▸ **Written instruction**
Copy out every line of the records where the string "ΛΟΓΙΚΕΣ" occurs.

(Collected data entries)
________________

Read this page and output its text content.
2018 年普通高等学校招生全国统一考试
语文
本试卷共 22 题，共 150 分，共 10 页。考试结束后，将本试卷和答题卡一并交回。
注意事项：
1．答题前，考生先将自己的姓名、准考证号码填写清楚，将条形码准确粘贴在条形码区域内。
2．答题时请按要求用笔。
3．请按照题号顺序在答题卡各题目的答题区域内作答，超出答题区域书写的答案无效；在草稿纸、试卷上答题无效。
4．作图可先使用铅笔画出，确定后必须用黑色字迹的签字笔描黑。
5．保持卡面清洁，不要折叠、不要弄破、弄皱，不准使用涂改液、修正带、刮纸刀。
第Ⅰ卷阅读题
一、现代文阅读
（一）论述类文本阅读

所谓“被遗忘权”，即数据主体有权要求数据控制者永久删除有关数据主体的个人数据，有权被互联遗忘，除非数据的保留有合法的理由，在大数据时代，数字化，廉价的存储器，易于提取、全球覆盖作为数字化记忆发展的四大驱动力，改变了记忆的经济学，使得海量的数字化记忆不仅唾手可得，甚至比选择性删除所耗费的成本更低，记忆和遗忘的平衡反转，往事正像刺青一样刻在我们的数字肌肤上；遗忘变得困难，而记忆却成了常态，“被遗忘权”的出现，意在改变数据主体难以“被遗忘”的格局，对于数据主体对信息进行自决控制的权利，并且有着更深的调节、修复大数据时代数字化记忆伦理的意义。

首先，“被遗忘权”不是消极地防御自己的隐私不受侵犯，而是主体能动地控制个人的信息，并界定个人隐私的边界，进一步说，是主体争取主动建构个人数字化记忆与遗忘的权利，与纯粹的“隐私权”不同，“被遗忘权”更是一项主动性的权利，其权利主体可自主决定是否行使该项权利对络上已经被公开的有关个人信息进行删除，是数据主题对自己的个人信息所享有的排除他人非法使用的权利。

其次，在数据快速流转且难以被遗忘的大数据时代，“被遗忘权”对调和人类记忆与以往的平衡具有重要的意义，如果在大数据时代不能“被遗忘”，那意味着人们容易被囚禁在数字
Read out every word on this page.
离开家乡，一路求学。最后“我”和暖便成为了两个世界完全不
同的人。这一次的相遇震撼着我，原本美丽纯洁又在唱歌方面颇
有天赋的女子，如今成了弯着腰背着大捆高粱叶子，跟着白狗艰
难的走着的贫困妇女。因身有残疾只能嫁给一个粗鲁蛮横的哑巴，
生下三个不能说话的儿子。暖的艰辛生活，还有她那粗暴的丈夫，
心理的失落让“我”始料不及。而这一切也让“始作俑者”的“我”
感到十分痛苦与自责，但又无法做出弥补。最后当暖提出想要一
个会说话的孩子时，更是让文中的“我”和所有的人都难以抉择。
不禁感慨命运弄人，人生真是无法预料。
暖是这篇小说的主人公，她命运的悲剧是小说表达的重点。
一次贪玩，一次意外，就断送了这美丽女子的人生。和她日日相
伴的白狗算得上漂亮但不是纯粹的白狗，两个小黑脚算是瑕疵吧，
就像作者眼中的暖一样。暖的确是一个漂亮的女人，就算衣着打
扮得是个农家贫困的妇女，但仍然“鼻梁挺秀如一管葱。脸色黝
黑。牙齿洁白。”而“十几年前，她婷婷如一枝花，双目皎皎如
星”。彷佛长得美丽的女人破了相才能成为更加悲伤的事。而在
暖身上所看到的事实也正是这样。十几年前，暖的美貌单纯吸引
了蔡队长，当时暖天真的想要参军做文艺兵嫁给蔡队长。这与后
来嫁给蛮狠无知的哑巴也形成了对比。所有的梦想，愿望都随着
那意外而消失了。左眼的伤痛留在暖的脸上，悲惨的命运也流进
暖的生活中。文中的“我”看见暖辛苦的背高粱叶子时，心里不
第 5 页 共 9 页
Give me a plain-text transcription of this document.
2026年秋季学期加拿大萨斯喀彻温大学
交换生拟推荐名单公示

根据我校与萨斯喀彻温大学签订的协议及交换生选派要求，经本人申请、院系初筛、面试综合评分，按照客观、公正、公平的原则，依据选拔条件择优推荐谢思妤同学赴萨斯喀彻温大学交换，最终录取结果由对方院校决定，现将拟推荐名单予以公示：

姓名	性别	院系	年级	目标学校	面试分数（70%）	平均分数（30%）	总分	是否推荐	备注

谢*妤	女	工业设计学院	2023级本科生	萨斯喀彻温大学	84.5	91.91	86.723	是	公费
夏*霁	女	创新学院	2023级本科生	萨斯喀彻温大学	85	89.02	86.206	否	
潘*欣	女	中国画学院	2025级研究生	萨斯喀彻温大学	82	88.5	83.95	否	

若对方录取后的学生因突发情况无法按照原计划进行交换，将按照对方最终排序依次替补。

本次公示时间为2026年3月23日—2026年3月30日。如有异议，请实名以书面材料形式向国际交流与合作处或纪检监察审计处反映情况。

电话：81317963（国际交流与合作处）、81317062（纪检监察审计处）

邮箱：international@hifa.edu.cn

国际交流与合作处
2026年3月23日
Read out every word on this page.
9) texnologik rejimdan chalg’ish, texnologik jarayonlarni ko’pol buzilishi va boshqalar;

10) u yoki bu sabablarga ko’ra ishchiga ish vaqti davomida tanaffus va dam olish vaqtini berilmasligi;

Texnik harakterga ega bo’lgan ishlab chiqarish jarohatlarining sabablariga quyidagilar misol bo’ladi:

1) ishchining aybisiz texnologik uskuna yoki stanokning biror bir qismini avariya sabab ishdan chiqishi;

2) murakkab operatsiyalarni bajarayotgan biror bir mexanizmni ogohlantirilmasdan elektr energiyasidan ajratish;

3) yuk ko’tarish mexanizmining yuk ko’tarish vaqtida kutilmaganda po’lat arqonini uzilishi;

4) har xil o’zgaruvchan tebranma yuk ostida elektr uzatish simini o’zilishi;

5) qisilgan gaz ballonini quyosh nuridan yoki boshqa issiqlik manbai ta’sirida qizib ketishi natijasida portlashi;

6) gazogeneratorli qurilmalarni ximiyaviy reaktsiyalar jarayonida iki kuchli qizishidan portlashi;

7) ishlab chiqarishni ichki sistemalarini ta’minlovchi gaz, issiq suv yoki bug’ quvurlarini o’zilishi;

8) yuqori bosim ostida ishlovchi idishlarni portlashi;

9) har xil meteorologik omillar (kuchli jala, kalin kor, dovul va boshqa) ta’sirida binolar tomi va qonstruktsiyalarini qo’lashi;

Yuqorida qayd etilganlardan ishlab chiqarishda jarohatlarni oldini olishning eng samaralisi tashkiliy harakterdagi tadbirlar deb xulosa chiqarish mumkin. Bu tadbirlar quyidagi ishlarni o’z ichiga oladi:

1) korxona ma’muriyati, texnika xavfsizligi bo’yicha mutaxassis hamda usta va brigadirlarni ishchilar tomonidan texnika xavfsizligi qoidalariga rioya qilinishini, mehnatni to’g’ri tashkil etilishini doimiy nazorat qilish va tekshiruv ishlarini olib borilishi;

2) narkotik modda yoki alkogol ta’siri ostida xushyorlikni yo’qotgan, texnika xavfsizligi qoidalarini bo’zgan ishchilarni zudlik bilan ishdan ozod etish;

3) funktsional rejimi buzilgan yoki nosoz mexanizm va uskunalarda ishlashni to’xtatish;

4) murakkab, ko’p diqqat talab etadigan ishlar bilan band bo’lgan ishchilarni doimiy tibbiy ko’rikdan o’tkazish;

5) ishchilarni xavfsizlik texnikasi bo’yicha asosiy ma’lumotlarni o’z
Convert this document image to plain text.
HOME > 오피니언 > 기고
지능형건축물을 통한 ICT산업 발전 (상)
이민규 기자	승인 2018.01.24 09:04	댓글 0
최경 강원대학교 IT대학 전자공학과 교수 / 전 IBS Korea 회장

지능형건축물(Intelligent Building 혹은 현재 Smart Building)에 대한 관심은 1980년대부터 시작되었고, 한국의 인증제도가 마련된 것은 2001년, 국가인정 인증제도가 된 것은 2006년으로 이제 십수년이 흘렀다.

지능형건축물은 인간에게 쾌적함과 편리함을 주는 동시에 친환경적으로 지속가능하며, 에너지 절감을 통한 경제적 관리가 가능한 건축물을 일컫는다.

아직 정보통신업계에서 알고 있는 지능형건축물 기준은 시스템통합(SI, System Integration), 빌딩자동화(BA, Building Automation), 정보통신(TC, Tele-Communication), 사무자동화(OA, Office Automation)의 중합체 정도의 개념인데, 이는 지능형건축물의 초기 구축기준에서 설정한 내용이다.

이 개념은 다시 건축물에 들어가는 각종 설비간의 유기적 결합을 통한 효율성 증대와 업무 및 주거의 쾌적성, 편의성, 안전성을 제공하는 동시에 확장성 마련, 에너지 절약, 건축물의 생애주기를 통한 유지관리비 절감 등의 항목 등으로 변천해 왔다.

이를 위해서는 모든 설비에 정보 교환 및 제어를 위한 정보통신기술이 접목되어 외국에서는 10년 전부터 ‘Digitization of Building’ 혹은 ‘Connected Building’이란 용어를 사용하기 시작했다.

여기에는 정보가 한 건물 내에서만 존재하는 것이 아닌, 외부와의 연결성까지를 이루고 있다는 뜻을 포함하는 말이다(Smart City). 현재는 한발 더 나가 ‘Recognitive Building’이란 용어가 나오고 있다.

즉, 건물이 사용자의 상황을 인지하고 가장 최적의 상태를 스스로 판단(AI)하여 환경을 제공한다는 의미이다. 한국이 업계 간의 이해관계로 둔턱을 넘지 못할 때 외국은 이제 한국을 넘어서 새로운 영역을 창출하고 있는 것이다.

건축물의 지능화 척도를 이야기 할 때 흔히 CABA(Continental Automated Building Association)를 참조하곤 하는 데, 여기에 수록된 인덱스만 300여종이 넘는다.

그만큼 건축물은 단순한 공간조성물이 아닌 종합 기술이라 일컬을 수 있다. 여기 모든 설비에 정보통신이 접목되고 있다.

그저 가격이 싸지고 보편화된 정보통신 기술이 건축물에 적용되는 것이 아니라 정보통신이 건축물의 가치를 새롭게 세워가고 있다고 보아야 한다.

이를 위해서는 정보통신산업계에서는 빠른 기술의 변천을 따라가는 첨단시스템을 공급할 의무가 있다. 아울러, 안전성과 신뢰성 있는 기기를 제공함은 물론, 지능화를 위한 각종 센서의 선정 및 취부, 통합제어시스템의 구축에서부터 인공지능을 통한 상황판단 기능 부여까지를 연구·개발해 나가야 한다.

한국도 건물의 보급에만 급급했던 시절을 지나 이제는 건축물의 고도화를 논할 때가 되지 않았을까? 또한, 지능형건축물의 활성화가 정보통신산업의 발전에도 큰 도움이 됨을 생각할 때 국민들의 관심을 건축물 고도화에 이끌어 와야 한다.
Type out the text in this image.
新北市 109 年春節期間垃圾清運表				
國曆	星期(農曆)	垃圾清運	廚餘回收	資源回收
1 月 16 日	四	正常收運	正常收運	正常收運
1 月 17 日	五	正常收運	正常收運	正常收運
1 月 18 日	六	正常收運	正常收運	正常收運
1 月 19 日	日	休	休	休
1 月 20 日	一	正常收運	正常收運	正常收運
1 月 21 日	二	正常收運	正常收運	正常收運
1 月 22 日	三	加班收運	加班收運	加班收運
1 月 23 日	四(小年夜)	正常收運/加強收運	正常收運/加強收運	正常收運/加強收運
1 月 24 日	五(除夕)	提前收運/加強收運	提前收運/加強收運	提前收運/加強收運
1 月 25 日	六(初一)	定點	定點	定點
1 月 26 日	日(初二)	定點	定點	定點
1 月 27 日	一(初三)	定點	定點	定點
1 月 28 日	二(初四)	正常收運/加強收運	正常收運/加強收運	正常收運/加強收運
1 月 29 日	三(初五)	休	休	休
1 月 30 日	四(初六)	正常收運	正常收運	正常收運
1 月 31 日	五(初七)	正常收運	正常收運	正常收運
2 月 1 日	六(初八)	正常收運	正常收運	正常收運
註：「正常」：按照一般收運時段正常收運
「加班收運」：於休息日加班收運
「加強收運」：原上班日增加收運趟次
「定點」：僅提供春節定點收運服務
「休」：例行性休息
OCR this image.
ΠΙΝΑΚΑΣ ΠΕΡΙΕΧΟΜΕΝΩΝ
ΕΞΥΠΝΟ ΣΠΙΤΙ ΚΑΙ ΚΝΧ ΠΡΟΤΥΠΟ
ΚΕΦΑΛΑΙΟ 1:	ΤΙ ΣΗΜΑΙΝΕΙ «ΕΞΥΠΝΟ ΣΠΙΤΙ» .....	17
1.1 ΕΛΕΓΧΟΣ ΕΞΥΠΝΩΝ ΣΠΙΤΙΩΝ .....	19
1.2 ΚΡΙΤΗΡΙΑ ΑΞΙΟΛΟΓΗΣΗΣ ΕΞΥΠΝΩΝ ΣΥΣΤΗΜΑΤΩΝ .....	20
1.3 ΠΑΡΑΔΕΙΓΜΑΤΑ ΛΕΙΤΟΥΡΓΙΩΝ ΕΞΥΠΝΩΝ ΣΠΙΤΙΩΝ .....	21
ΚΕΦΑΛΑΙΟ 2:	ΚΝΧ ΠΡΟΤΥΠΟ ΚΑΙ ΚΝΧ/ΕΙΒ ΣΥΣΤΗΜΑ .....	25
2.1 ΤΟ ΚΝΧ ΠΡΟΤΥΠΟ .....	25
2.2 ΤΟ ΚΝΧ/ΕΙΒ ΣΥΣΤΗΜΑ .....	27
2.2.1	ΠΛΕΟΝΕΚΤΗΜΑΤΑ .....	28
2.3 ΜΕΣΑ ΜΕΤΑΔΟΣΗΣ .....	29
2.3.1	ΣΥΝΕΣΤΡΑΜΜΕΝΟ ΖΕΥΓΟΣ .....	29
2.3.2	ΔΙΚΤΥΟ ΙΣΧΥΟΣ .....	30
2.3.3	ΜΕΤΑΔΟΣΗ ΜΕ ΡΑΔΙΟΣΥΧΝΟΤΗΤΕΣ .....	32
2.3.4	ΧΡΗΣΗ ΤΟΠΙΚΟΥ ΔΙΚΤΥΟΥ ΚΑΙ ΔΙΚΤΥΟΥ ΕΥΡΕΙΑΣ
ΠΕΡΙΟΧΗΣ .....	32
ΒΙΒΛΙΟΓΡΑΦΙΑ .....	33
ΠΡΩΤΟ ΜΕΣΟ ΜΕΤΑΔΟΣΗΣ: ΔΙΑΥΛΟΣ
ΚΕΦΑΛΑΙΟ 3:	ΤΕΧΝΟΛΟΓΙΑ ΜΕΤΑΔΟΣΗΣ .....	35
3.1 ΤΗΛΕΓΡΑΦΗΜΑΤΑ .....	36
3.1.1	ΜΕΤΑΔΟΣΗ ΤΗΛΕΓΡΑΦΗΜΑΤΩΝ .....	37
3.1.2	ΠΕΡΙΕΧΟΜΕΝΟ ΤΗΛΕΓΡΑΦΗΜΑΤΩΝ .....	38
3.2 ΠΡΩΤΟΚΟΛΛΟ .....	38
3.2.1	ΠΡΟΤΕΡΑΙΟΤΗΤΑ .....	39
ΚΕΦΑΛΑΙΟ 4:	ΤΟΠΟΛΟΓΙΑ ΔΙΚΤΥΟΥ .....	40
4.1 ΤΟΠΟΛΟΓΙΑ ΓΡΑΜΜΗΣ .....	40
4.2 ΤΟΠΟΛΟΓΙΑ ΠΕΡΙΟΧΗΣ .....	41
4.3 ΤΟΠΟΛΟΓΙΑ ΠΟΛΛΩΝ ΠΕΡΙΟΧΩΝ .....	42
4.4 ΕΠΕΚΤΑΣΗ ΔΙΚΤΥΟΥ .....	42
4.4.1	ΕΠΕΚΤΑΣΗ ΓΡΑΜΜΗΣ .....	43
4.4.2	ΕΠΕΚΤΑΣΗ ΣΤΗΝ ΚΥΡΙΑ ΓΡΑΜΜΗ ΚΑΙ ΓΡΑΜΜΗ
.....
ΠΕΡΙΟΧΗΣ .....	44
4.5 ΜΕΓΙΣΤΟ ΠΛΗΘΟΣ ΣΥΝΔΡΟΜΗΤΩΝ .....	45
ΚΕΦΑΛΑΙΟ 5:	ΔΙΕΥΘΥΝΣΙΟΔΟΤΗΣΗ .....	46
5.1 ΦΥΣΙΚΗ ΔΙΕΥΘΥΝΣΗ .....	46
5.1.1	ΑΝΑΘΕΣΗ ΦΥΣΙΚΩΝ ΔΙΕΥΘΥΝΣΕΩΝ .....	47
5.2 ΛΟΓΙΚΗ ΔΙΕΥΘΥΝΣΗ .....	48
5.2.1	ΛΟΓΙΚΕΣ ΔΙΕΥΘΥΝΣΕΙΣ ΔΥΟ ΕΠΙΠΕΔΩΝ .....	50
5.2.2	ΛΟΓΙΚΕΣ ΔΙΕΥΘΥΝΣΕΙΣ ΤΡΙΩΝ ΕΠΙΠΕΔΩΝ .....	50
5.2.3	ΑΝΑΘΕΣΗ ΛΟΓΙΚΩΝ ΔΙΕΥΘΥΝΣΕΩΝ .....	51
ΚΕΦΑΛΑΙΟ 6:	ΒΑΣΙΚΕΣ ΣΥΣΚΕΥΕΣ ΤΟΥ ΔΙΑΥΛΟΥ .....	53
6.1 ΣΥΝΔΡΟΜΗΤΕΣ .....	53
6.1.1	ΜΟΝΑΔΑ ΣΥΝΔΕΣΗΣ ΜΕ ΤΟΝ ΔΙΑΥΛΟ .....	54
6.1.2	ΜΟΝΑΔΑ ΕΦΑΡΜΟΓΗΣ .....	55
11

________________

▸ **Result of the task**
5.2.1	ΛΟΓΙΚΕΣ ΔΙΕΥΘΥΝΣΕΙΣ ΔΥΟ ΕΠΙΠΕΔΩΝ .....	50
5.2.2	ΛΟΓΙΚΕΣ ΔΙΕΥΘΥΝΣΕΙΣ ΤΡΙΩΝ ΕΠΙΠΕΔΩΝ .....	50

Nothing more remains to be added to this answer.